• **DO THIS**
Write out everything from the start of the items down to the line containing "town-cell: 米心镇 xyxy=(379,1024,586,1048)", including that line, with each line reproduced unchanged.

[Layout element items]
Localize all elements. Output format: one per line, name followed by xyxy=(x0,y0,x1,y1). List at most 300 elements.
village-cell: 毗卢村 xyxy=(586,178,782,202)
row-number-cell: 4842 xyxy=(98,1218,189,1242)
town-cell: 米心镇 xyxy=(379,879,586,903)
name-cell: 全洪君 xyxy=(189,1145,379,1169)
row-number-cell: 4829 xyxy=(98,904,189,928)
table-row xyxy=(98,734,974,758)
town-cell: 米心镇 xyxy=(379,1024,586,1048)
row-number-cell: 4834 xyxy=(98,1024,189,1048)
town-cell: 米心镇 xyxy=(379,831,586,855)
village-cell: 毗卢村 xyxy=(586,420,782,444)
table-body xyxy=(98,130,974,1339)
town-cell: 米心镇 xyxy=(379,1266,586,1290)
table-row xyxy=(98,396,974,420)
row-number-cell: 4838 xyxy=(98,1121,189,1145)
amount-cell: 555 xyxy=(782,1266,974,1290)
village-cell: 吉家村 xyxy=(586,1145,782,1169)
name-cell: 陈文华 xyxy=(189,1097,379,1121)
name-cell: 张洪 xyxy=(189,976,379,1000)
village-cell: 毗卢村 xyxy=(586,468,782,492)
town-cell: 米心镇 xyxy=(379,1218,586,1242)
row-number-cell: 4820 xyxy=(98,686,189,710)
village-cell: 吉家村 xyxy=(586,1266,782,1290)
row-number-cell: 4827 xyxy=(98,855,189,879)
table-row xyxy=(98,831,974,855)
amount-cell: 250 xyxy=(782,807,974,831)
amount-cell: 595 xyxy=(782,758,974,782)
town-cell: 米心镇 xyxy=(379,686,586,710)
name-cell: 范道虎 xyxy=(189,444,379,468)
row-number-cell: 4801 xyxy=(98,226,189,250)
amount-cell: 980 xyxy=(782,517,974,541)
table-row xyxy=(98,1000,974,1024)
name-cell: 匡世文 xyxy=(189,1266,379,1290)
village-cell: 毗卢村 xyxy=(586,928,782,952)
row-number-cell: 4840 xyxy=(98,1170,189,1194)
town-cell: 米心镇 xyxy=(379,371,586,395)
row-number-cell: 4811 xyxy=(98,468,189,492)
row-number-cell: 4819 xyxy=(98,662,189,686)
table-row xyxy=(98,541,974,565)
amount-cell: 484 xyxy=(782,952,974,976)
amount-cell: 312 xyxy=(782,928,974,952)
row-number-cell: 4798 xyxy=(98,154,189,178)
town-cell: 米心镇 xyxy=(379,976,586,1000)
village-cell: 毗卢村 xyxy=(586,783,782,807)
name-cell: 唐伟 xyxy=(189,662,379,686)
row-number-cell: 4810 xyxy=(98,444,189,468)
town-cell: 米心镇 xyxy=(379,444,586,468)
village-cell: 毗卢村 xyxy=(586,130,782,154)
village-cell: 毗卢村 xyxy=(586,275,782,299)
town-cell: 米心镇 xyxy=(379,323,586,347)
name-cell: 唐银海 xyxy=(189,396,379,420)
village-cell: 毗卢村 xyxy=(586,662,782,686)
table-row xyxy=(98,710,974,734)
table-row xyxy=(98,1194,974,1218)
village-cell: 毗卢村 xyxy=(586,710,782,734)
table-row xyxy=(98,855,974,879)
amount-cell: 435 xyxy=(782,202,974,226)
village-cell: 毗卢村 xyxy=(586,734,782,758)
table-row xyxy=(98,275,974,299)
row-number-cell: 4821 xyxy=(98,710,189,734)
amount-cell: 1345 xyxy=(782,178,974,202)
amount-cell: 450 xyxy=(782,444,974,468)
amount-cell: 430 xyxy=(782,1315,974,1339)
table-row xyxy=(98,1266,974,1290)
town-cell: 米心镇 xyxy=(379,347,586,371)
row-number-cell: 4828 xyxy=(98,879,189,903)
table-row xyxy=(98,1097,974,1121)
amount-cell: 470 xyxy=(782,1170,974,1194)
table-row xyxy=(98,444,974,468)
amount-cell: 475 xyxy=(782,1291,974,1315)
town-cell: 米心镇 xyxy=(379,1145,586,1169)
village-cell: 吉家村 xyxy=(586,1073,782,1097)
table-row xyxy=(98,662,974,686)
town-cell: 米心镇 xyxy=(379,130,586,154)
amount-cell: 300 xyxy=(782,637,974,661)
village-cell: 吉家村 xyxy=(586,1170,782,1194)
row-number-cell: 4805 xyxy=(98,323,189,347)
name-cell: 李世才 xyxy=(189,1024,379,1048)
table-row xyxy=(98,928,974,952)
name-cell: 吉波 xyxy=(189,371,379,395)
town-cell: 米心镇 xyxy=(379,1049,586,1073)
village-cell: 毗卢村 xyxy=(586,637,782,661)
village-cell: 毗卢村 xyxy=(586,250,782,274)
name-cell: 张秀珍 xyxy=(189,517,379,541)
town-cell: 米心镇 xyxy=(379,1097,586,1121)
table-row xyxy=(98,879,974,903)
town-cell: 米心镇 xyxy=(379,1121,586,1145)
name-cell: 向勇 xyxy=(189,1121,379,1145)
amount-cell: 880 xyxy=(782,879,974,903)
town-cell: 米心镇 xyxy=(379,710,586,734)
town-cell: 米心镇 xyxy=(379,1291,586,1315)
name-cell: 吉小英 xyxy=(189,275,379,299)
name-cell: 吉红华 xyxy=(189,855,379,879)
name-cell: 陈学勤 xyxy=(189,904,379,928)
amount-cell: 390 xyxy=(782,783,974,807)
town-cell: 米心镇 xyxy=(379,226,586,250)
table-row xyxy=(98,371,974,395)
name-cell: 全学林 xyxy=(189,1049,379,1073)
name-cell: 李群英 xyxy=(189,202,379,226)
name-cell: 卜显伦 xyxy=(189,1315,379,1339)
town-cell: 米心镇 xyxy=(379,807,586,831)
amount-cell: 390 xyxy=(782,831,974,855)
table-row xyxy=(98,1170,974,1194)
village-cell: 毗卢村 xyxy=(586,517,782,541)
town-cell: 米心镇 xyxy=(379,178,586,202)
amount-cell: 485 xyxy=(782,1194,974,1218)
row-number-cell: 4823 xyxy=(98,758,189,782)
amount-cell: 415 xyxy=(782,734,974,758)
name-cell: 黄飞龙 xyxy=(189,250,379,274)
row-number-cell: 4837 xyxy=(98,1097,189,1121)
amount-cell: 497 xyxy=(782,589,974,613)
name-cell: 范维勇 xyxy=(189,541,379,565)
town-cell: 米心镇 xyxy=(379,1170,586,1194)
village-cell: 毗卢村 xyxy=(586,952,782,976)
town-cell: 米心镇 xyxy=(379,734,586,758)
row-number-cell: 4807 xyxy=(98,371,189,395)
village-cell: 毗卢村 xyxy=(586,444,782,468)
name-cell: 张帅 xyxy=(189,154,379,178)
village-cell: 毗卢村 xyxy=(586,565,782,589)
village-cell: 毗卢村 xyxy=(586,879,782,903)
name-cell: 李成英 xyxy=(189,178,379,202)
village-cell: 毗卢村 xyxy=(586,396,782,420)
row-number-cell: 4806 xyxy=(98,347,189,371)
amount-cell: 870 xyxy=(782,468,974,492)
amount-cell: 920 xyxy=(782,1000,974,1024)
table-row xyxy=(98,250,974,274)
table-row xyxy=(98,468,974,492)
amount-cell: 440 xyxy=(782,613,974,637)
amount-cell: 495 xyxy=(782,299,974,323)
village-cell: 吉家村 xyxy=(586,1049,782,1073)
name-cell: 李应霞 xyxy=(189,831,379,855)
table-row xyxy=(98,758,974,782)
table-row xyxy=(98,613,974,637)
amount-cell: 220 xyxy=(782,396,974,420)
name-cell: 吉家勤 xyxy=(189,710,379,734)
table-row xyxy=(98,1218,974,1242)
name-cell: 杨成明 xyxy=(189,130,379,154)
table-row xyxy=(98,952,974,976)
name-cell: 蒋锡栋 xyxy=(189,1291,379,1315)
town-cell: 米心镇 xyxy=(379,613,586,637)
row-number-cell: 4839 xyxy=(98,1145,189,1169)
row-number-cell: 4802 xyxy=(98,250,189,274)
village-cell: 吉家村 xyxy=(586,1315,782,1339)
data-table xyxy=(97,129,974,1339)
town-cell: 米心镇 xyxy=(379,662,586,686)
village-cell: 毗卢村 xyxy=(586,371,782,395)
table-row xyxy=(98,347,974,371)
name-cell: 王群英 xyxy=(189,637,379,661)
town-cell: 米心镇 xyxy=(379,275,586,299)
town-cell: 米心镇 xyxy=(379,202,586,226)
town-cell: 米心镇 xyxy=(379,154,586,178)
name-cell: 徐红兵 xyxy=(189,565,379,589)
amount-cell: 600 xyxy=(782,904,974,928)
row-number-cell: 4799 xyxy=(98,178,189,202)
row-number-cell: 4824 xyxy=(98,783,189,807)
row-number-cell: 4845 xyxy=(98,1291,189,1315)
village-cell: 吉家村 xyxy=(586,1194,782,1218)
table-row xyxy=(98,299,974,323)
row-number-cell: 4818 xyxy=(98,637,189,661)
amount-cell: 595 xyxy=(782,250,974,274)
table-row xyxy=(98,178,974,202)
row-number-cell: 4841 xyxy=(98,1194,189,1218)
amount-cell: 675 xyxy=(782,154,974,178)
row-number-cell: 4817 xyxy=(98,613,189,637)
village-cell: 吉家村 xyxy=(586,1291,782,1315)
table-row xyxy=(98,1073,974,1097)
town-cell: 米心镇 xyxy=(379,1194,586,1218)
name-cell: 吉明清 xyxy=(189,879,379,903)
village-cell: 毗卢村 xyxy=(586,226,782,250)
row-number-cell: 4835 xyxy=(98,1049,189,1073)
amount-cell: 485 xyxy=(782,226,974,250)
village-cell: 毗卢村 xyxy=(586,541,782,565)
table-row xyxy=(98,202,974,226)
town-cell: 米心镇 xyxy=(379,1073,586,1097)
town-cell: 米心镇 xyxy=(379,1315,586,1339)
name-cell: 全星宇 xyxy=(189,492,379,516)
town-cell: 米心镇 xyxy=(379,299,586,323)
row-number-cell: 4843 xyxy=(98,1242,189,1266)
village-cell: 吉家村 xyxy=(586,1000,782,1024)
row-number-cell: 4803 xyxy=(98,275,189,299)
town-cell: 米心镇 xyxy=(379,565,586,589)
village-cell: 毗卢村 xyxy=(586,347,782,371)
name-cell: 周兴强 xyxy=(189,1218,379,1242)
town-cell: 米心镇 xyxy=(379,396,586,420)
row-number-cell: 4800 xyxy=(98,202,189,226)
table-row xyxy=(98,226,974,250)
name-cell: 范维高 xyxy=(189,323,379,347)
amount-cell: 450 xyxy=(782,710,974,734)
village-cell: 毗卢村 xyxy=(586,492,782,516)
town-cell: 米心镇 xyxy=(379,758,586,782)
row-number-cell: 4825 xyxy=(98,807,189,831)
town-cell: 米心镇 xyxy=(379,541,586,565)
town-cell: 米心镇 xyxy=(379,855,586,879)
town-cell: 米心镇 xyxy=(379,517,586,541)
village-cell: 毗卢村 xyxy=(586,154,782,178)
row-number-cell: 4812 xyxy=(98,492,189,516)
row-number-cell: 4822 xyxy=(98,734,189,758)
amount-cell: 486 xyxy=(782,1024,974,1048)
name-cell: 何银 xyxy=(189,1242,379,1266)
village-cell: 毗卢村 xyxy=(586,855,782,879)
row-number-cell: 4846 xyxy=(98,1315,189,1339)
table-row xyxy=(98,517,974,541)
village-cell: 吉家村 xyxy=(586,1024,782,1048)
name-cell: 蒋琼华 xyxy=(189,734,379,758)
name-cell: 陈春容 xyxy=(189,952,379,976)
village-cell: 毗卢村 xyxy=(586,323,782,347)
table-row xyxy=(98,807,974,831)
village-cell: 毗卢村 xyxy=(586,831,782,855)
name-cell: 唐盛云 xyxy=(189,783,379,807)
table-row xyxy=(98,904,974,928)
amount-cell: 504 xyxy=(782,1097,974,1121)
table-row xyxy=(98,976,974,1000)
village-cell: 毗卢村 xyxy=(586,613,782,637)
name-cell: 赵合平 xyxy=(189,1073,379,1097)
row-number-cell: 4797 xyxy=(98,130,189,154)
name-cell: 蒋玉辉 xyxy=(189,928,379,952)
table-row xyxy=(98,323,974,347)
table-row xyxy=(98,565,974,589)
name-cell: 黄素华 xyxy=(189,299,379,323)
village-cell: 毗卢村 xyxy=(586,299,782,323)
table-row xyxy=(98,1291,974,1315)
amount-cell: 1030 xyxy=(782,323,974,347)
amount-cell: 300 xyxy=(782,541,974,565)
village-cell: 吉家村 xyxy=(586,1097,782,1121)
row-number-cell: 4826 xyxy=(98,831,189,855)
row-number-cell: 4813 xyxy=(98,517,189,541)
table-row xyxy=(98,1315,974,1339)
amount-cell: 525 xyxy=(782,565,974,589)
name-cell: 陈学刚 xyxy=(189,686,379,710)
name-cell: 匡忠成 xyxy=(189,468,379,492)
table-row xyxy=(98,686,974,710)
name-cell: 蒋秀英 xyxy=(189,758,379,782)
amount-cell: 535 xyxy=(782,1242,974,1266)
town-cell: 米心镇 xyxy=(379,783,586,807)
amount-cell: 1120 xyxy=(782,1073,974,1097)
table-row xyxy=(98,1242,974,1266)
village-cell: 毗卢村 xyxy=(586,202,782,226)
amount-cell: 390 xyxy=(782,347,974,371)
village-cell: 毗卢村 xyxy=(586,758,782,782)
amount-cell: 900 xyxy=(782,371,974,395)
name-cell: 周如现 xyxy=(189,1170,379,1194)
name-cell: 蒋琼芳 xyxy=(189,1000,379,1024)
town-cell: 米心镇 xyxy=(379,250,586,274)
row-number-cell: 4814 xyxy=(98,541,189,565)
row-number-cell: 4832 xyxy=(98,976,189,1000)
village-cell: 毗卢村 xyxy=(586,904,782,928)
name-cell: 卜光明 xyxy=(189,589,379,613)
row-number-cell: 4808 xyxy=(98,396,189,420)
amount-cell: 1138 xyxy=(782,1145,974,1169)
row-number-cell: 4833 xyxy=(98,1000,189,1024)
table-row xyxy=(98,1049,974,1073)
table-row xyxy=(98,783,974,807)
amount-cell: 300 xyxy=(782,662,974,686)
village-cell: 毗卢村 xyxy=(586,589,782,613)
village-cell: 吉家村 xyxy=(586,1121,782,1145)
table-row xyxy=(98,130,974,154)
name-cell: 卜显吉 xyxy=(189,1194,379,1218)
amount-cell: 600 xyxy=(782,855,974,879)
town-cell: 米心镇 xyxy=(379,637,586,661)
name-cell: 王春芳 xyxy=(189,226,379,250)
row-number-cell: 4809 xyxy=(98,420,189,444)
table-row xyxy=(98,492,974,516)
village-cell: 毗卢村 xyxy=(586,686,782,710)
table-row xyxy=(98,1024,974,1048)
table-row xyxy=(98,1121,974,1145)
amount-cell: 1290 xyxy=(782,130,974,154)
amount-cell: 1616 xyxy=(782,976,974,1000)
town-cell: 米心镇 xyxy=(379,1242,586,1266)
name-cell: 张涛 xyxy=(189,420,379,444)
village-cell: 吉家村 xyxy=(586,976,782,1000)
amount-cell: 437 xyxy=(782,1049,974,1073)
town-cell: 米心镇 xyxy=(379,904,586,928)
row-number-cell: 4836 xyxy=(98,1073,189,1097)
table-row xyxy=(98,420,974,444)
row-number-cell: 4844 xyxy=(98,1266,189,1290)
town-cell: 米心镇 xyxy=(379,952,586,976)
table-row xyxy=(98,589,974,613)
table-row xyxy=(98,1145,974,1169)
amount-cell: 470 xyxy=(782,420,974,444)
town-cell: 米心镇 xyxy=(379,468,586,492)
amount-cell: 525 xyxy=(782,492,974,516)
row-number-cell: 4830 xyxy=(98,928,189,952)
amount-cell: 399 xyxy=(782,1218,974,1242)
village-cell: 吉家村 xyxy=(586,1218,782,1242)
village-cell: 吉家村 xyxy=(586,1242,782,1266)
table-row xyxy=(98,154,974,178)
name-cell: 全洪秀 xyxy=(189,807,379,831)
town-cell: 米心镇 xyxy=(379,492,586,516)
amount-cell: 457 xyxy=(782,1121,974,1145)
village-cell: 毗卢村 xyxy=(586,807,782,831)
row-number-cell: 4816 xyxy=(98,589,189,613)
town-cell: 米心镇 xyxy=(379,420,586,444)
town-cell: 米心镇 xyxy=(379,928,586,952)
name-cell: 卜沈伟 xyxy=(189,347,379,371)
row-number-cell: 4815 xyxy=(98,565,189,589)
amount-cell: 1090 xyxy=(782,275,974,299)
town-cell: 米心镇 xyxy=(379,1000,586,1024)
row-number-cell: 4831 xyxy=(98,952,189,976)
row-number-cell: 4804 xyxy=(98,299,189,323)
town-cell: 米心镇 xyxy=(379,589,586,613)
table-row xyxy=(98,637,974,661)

• **CORRECT ANSWER**
Localize all elements. Output format: one per line, name followed by xyxy=(x0,y0,x1,y1). List at most 300 elements.
village-cell: 毗卢村 xyxy=(586,178,782,202)
row-number-cell: 4842 xyxy=(98,1218,189,1242)
town-cell: 米心镇 xyxy=(379,879,586,903)
name-cell: 全洪君 xyxy=(189,1145,379,1169)
row-number-cell: 4829 xyxy=(98,904,189,928)
table-row xyxy=(98,734,974,758)
town-cell: 米心镇 xyxy=(379,1024,586,1048)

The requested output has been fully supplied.